## OBJECTIVE
Answer these from the Chronicling America text:
1. What does an implementation consist of?
2. Which institution are all three named contributors from?
3. What is the primary goal of the National Digital Newspaper Program?

Collections as Data Facets

Collections as Data Facets document collections as data implementations. An implementation consists of the people, services, practices, technologies, and infrastructure that aim to encourage computational use of cultural heritage collections.

Chronicling America

Deborah Thomas, Library of Congress

Nathan Yarasavage, Library of Congress

Robin Butterhof, Library of Congress

1. Why do it

an accessible narrative description that describes why the decision was made to do the work

American newspapers are a valuable primary source for research and study across a wide variety of disciplines – from political history to economics to epidemiology and more. The primary goal of the National Digital Newspaper Program is to enhance and expand access to American newspapers by providing free and open access to the data selected and gathered from institutional collections around the country to create one unified national collection of historically significant newspapers. By utilizing open data formats and schemas, communication protocols, and providing bulk data downloads, we can expose the collection to a very different type of use than through an individual user-based Web interface and extend the research value of the collection.

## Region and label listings
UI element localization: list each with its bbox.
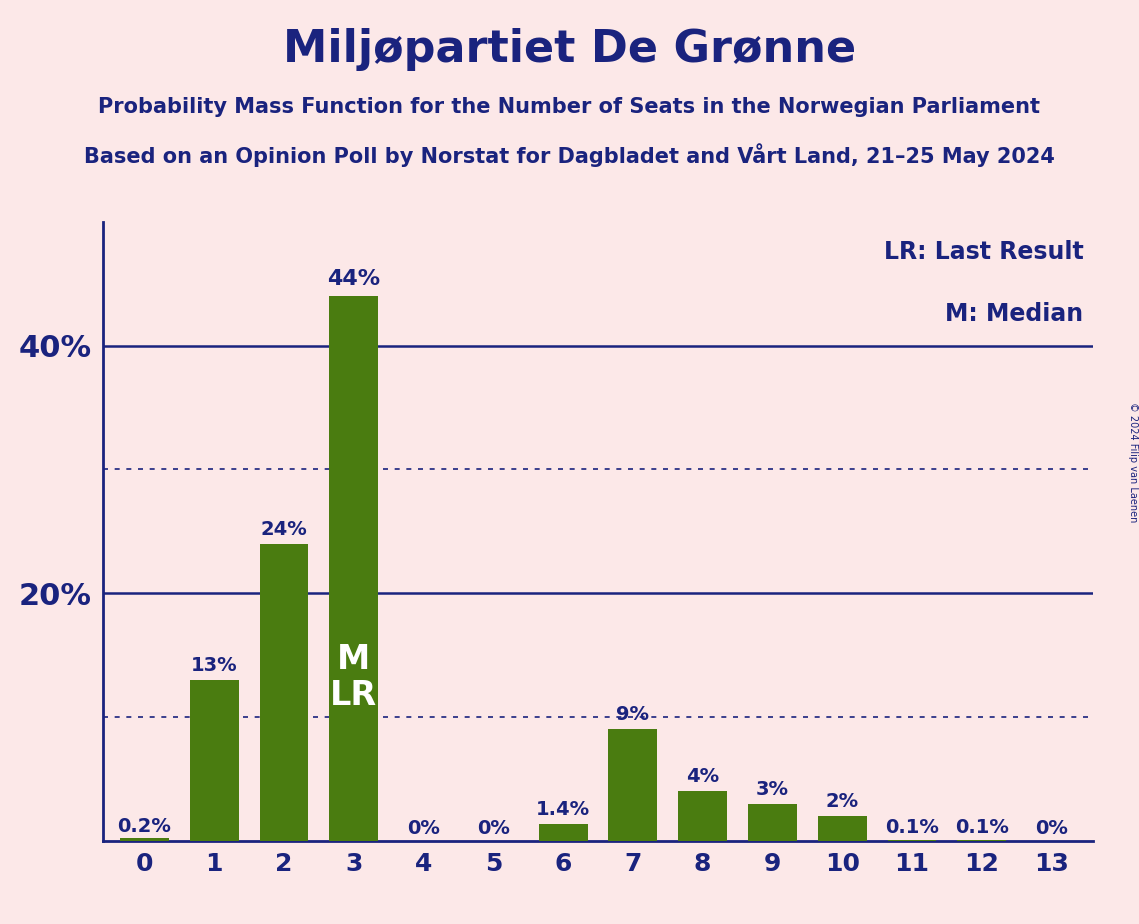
Text: 0.1%: 0.1% [885, 818, 939, 837]
Text: 44%: 44% [327, 269, 380, 288]
Bar [539, 823, 588, 841]
Text: Miljøpartiet De Grønne: Miljøpartiet De Grønne [282, 28, 857, 71]
Text: 0%: 0% [477, 820, 510, 838]
Text: © 2024 Filip van Laenen: © 2024 Filip van Laenen [1129, 402, 1138, 522]
Bar [958, 840, 1006, 841]
Text: 0%: 0% [1035, 820, 1068, 838]
Bar [678, 791, 727, 841]
Text: 24%: 24% [261, 519, 308, 539]
Text: 1.4%: 1.4% [536, 799, 590, 819]
Text: Probability Mass Function for the Number of Seats in the Norwegian Parliament: Probability Mass Function for the Number… [98, 97, 1041, 117]
Bar [818, 816, 867, 841]
Text: 9%: 9% [616, 705, 649, 724]
Bar [887, 840, 936, 841]
Bar [608, 729, 657, 841]
Text: 0.2%: 0.2% [117, 817, 171, 836]
Text: Based on an Opinion Poll by Norstat for Dagbladet and Vårt Land, 21–25 May 2024: Based on an Opinion Poll by Norstat for … [84, 143, 1055, 167]
Text: 0.1%: 0.1% [954, 818, 1009, 837]
Text: 0%: 0% [407, 820, 440, 838]
Text: 4%: 4% [686, 767, 719, 786]
Text: LR: Last Result: LR: Last Result [884, 240, 1083, 264]
Bar [329, 296, 378, 841]
Text: 3%: 3% [756, 780, 789, 798]
Text: 2%: 2% [826, 792, 859, 811]
Bar [190, 680, 238, 841]
Bar [748, 804, 797, 841]
Text: M
LR: M LR [330, 643, 377, 711]
Bar [120, 838, 169, 841]
Text: M: Median: M: Median [945, 302, 1083, 326]
Text: 13%: 13% [191, 656, 237, 675]
Bar [260, 543, 309, 841]
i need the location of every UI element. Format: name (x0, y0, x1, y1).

## RESULT FOR THIS TASK
1. The people, services, practices, technologies, and infrastructure that aim to encourage computational use of cultural heritage collections.
2. The Library of Congress.
3. To enhance and expand access to American newspapers by providing free and open access to the data selected and gathered from institutional collections around the country to create one unified national collection of historically significant newspapers.